[The data]
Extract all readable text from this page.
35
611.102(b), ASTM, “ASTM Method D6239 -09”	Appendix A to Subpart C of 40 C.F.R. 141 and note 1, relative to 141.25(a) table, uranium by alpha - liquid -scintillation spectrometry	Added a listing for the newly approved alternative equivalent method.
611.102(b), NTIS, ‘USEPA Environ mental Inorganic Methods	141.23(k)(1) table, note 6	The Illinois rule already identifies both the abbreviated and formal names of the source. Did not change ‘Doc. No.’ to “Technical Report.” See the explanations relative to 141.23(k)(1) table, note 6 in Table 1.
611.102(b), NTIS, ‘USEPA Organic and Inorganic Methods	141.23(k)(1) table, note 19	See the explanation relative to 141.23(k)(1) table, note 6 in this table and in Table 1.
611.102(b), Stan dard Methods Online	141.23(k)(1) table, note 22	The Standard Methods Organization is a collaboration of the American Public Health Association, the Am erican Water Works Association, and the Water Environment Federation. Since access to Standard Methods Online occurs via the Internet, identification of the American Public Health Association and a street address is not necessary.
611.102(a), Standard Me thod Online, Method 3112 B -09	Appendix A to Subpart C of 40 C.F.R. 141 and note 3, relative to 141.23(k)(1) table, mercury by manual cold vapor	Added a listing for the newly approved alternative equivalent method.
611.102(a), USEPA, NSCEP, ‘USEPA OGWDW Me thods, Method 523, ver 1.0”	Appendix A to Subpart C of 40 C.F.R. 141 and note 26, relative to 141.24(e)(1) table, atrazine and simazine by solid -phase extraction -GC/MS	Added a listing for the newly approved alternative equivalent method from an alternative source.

[To be done] Which lines contain the word "USEPA"? Copy each one.

[Written response]
611.102(b), NTIS, ‘USEPA Environ mental Inorganic Methods	141.23(k)(1) table, note 6	The Illinois rule already identifies both the abbreviated and formal names of the source. Did not change ‘Doc. No.’ to “Technical Report.” See the explanations relative to 141.23(k)(1) table, note 6 in Table 1.
611.102(b), NTIS, ‘USEPA Organic and Inorganic Methods	141.23(k)(1) table, note 19	See the explanation relative to 141.23(k)(1) table, note 6 in this table and in Table 1.
611.102(a), USEPA, NSCEP, ‘USEPA OGWDW Me thods, Method 523, ver 1.0”	Appendix A to Subpart C of 40 C.F.R. 141 and note 26, relative to 141.24(e)(1) table, atrazine and simazine by solid -phase extraction -GC/MS	Added a listing for the newly approved alternative equivalent method from an alternative source.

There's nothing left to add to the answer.